>> start WORKING DATA

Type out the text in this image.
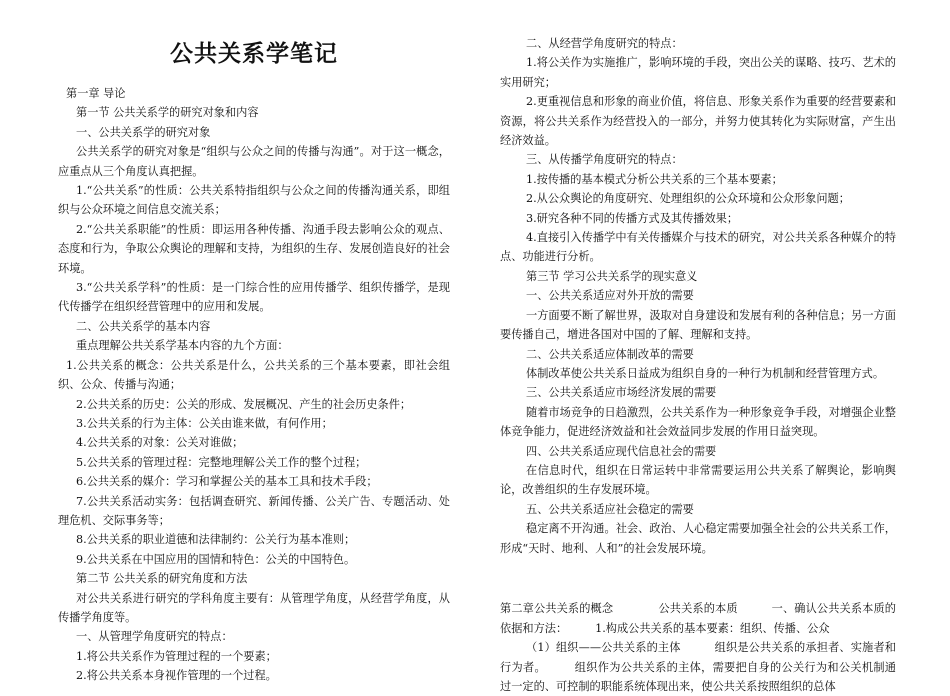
公共关系学笔记

第一章 导论

第一节 公共关系学的研究对象和内容

一、公共关系学的研究对象

公共关系学的研究对象是“组织与公众之间的传播与沟通”。对于这一概念，应重点从三个角度认真把握。

1.“公共关系”的性质：公共关系特指组织与公众之间的传播沟通关系，即组织与公众环境之间信息交流关系；

2.“公共关系职能”的性质：即运用各种传播、沟通手段去影响公众的观点、态度和行为，争取公众舆论的理解和支持，为组织的生存、发展创造良好的社会环境。

3.“公共关系学科”的性质：是一门综合性的应用传播学、组织传播学，是现代传播学在组织经营管理中的应用和发展。

二、公共关系学的基本内容

重点理解公共关系学基本内容的九个方面：

1.公共关系的概念：公共关系是什么，公共关系的三个基本要素，即社会组织、公众、传播与沟通；

2.公共关系的历史：公关的形成、发展概况、产生的社会历史条件；

3.公共关系的行为主体：公关由谁来做，有何作用；

4.公共关系的对象：公关对谁做；

5.公共关系的管理过程：完整地理解公关工作的整个过程；

6.公共关系的媒介：学习和掌握公关的基本工具和技术手段；

7.公共关系活动实务：包括调查研究、新闻传播、公关广告、专题活动、处理危机、交际事务等；

8.公共关系的职业道德和法律制约：公关行为基本准则；

9.公共关系在中国应用的国情和特色：公关的中国特色。

第二节 公共关系的研究角度和方法

对公共关系进行研究的学科角度主要有：从管理学角度，从经营学角度，从传播学角度等。

一、从管理学角度研究的特点：

1.将公共关系作为管理过程的一个要素；

2.将公共关系本身视作管理的一个过程。

二、从经营学角度研究的特点：

1.将公关作为实施推广，影响环境的手段，突出公关的谋略、技巧、艺术的实用研究；

2.更重视信息和形象的商业价值，将信息、形象关系作为重要的经营要素和资源，将公共关系作为经营投入的一部分，并努力使其转化为实际财富，产生出经济效益。

三、从传播学角度研究的特点：

1.按传播的基本模式分析公共关系的三个基本要素；

2.从公众舆论的角度研究、处理组织的公众环境和公众形象问题；

3.研究各种不同的传播方式及其传播效果；

4.直接引入传播学中有关传播媒介与技术的研究，对公共关系各种媒介的特点、功能进行分析。

第三节 学习公共关系学的现实意义

一、公共关系适应对外开放的需要

一方面要不断了解世界，汲取对自身建设和发展有利的各种信息；另一方面要传播自己，增进各国对中国的了解、理解和支持。

二、公共关系适应体制改革的需要

体制改革使公共关系日益成为组织自身的一种行为机制和经营管理方式。

三、公共关系适应市场经济发展的需要

随着市场竞争的日趋激烈，公共关系作为一种形象竞争手段，对增强企业整体竞争能力，促进经济效益和社会效益同步发展的作用日益突现。

四、公共关系适应现代信息社会的需要

在信息时代，组织在日常运转中非常需要运用公共关系了解舆论，影响舆论，改善组织的生存发展环境。

五、公共关系适应社会稳定的需要

稳定离不开沟通。社会、政治、人心稳定需要加强全社会的公共关系工作，形成“天时、地利、人和”的社会发展环境。

第二章公共关系的概念　　　　公共关系的本质　　　一、确认公共关系本质的依据和方法：　　　1.构成公共关系的基本要素：组织、传播、公众

（1）组织——公共关系的主体　　　组织是公共关系的承担者、实施者和行为者。　　　组织作为公共关系的主体，需要把自身的公关行为和公关机制通过一定的、可控制的职能系统体现出来，使公共关系按照组织的总体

>> end WORKING DATA

▶ WHAT YOU WILL DO: Copy each line in full and exactly, omitting any picture.

▶ RESULT OF THE EXERCISE:
Type out the text in this image.
公共关系学笔记

第一章 导论

第一节 公共关系学的研究对象和内容

一、公共关系学的研究对象

公共关系学的研究对象是“组织与公众之间的传播与沟通”。对于这一概念，应重点从三个角度认真把握。

1.“公共关系”的性质：公共关系特指组织与公众之间的传播沟通关系，即组织与公众环境之间信息交流关系；

2.“公共关系职能”的性质：即运用各种传播、沟通手段去影响公众的观点、态度和行为，争取公众舆论的理解和支持，为组织的生存、发展创造良好的社会环境。

3.“公共关系学科”的性质：是一门综合性的应用传播学、组织传播学，是现代传播学在组织经营管理中的应用和发展。

二、公共关系学的基本内容

重点理解公共关系学基本内容的九个方面：

1.公共关系的概念：公共关系是什么，公共关系的三个基本要素，即社会组织、公众、传播与沟通；

2.公共关系的历史：公关的形成、发展概况、产生的社会历史条件；

3.公共关系的行为主体：公关由谁来做，有何作用；

4.公共关系的对象：公关对谁做；

5.公共关系的管理过程：完整地理解公关工作的整个过程；

6.公共关系的媒介：学习和掌握公关的基本工具和技术手段；

7.公共关系活动实务：包括调查研究、新闻传播、公关广告、专题活动、处理危机、交际事务等；

8.公共关系的职业道德和法律制约：公关行为基本准则；

9.公共关系在中国应用的国情和特色：公关的中国特色。

第二节 公共关系的研究角度和方法

对公共关系进行研究的学科角度主要有：从管理学角度，从经营学角度，从传播学角度等。

一、从管理学角度研究的特点：

1.将公共关系作为管理过程的一个要素；

2.将公共关系本身视作管理的一个过程。

二、从经营学角度研究的特点：

1.将公关作为实施推广，影响环境的手段，突出公关的谋略、技巧、艺术的实用研究；

2.更重视信息和形象的商业价值，将信息、形象关系作为重要的经营要素和资源，将公共关系作为经营投入的一部分，并努力使其转化为实际财富，产生出经济效益。

三、从传播学角度研究的特点：

1.按传播的基本模式分析公共关系的三个基本要素；

2.从公众舆论的角度研究、处理组织的公众环境和公众形象问题；

3.研究各种不同的传播方式及其传播效果；

4.直接引入传播学中有关传播媒介与技术的研究，对公共关系各种媒介的特点、功能进行分析。

第三节 学习公共关系学的现实意义

一、公共关系适应对外开放的需要

一方面要不断了解世界，汲取对自身建设和发展有利的各种信息；另一方面要传播自己，增进各国对中国的了解、理解和支持。

二、公共关系适应体制改革的需要

体制改革使公共关系日益成为组织自身的一种行为机制和经营管理方式。

三、公共关系适应市场经济发展的需要

随着市场竞争的日趋激烈，公共关系作为一种形象竞争手段，对增强企业整体竞争能力，促进经济效益和社会效益同步发展的作用日益突现。

四、公共关系适应现代信息社会的需要

在信息时代，组织在日常运转中非常需要运用公共关系了解舆论，影响舆论，改善组织的生存发展环境。

五、公共关系适应社会稳定的需要

稳定离不开沟通。社会、政治、人心稳定需要加强全社会的公共关系工作，形成“天时、地利、人和”的社会发展环境。

第二章公共关系的概念　　　　公共关系的本质　　　一、确认公共关系本质的依据和方法：　　　1.构成公共关系的基本要素：组织、传播、公众

（1）组织——公共关系的主体　　　组织是公共关系的承担者、实施者和行为者。　　　组织作为公共关系的主体，需要把自身的公关行为和公关机制通过一定的、可控制的职能系统体现出来，使公共关系按照组织的总体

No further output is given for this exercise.